§ Exercise
Go through the material below and report how many lines contain "color". Give only the number.

[start Stored data]

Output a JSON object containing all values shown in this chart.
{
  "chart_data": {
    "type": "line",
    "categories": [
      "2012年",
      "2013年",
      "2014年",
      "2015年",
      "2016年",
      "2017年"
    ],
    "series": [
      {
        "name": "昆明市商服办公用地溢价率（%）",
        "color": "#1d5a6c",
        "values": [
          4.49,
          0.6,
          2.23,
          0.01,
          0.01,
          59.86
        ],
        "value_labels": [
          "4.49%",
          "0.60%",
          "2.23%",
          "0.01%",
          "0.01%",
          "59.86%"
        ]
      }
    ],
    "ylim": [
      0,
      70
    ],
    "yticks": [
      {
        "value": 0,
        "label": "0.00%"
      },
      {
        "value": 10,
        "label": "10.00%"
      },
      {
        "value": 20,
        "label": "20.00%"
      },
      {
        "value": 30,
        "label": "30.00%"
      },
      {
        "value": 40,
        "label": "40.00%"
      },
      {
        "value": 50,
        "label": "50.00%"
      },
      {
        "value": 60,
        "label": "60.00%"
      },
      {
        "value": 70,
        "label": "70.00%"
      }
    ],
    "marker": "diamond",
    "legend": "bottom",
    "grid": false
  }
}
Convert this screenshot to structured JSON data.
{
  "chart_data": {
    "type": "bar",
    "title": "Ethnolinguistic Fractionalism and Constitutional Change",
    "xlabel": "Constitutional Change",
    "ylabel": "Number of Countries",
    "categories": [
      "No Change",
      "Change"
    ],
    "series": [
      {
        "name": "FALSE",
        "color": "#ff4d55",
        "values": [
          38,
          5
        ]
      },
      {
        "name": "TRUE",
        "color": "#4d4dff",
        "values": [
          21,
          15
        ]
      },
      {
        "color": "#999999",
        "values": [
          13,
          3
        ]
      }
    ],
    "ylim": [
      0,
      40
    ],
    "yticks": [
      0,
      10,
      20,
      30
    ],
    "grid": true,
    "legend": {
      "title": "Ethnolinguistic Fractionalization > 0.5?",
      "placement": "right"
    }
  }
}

[end Stored data]

§ Output
4